── DATASET RECORDS

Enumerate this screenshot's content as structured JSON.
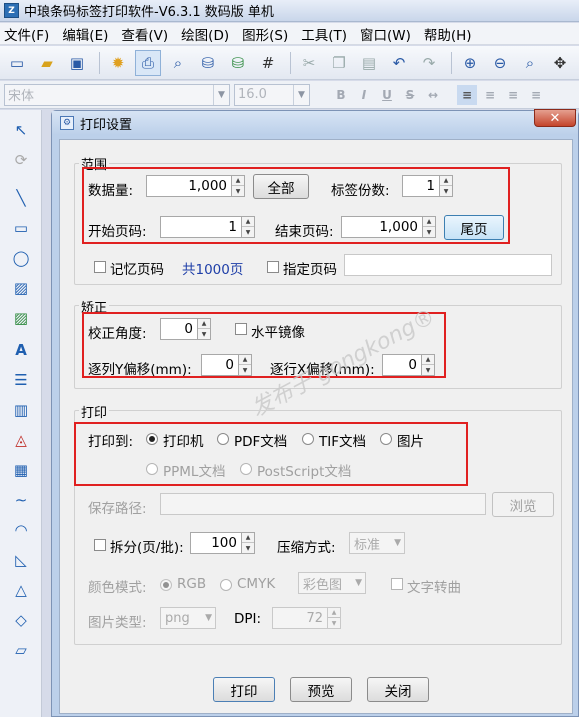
{
  "app": {
    "title": "中琅条码标签打印软件-V6.3.1 数码版 单机"
  },
  "menu": [
    "文件(F)",
    "编辑(E)",
    "查看(V)",
    "绘图(D)",
    "图形(S)",
    "工具(T)",
    "窗口(W)",
    "帮助(H)"
  ],
  "fontbar": {
    "font_name": "宋体",
    "font_size": "16.0"
  },
  "dialog": {
    "title": "打印设置",
    "range": {
      "group_label": "范围",
      "data_qty_label": "数据量:",
      "data_qty": "1,000",
      "all_button": "全部",
      "copies_label": "标签份数:",
      "copies": "1",
      "start_page_label": "开始页码:",
      "start_page": "1",
      "end_page_label": "结束页码:",
      "end_page": "1,000",
      "last_page_button": "尾页",
      "remember_page_label": "记忆页码",
      "total_pages": "共1000页",
      "specify_page_label": "指定页码",
      "specify_page_value": ""
    },
    "correction": {
      "group_label": "矫正",
      "angle_label": "校正角度:",
      "angle": "0",
      "mirror_label": "水平镜像",
      "col_y_offset_label": "逐列Y偏移(mm):",
      "col_y_offset": "0",
      "row_x_offset_label": "逐行X偏移(mm):",
      "row_x_offset": "0"
    },
    "print": {
      "group_label": "打印",
      "print_to_label": "打印到:",
      "options": [
        "打印机",
        "PDF文档",
        "TIF文档",
        "图片",
        "PPML文档",
        "PostScript文档"
      ],
      "selected": "打印机",
      "save_path_label": "保存路径:",
      "save_path": "",
      "browse_button": "浏览",
      "split_label": "拆分(页/批):",
      "split_value": "100",
      "compress_label": "压缩方式:",
      "compress_value": "标准",
      "color_mode_label": "颜色模式:",
      "color_modes": [
        "RGB",
        "CMYK"
      ],
      "color_selected": "RGB",
      "color_type": "彩色图",
      "text_to_curve_label": "文字转曲",
      "image_type_label": "图片类型:",
      "image_type": "png",
      "dpi_label": "DPI:",
      "dpi": "72"
    },
    "buttons": {
      "print": "打印",
      "preview": "预览",
      "close": "关闭"
    }
  },
  "watermark": "发布于 gongkong®",
  "colors": {
    "highlight_box": "#e02020",
    "dialog_frame": "#bcd0ea"
  },
  "icons": [
    "new-file-icon",
    "open-folder-icon",
    "save-icon",
    "settings-icon",
    "print-icon",
    "preview-icon",
    "database-icon",
    "barcode-db-icon",
    "grid-icon",
    "cut-icon",
    "copy-icon",
    "paste-icon",
    "undo-icon",
    "redo-icon",
    "zoom-in-icon",
    "zoom-out-icon",
    "zoom-fit-icon",
    "fullscreen-icon"
  ]
}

────

Copy out each line word for word, please, skipping the images.

**RESPONSE:**
Enumerate this screenshot's content as structured JSON.
{
  "app": {
    "title": "中琅条码标签打印软件-V6.3.1 数码版 单机"
  },
  "menu": [
    "文件(F)",
    "编辑(E)",
    "查看(V)",
    "绘图(D)",
    "图形(S)",
    "工具(T)",
    "窗口(W)",
    "帮助(H)"
  ],
  "fontbar": {
    "font_name": "宋体",
    "font_size": "16.0"
  },
  "dialog": {
    "title": "打印设置",
    "range": {
      "group_label": "范围",
      "data_qty_label": "数据量:",
      "data_qty": "1,000",
      "all_button": "全部",
      "copies_label": "标签份数:",
      "copies": "1",
      "start_page_label": "开始页码:",
      "start_page": "1",
      "end_page_label": "结束页码:",
      "end_page": "1,000",
      "last_page_button": "尾页",
      "remember_page_label": "记忆页码",
      "total_pages": "共1000页",
      "specify_page_label": "指定页码",
      "specify_page_value": ""
    },
    "correction": {
      "group_label": "矫正",
      "angle_label": "校正角度:",
      "angle": "0",
      "mirror_label": "水平镜像",
      "col_y_offset_label": "逐列Y偏移(mm):",
      "col_y_offset": "0",
      "row_x_offset_label": "逐行X偏移(mm):",
      "row_x_offset": "0"
    },
    "print": {
      "group_label": "打印",
      "print_to_label": "打印到:",
      "options": [
        "打印机",
        "PDF文档",
        "TIF文档",
        "图片",
        "PPML文档",
        "PostScript文档"
      ],
      "selected": "打印机",
      "save_path_label": "保存路径:",
      "save_path": "",
      "browse_button": "浏览",
      "split_label": "拆分(页/批):",
      "split_value": "100",
      "compress_label": "压缩方式:",
      "compress_value": "标准",
      "color_mode_label": "颜色模式:",
      "color_modes": [
        "RGB",
        "CMYK"
      ],
      "color_selected": "RGB",
      "color_type": "彩色图",
      "text_to_curve_label": "文字转曲",
      "image_type_label": "图片类型:",
      "image_type": "png",
      "dpi_label": "DPI:",
      "dpi": "72"
    },
    "buttons": {
      "print": "打印",
      "preview": "预览",
      "close": "关闭"
    }
  },
  "watermark": "发布于 gongkong®",
  "colors": {
    "highlight_box": "#e02020",
    "dialog_frame": "#bcd0ea"
  },
  "icons": [
    "new-file-icon",
    "open-folder-icon",
    "save-icon",
    "settings-icon",
    "print-icon",
    "preview-icon",
    "database-icon",
    "barcode-db-icon",
    "grid-icon",
    "cut-icon",
    "copy-icon",
    "paste-icon",
    "undo-icon",
    "redo-icon",
    "zoom-in-icon",
    "zoom-out-icon",
    "zoom-fit-icon",
    "fullscreen-icon"
  ]
}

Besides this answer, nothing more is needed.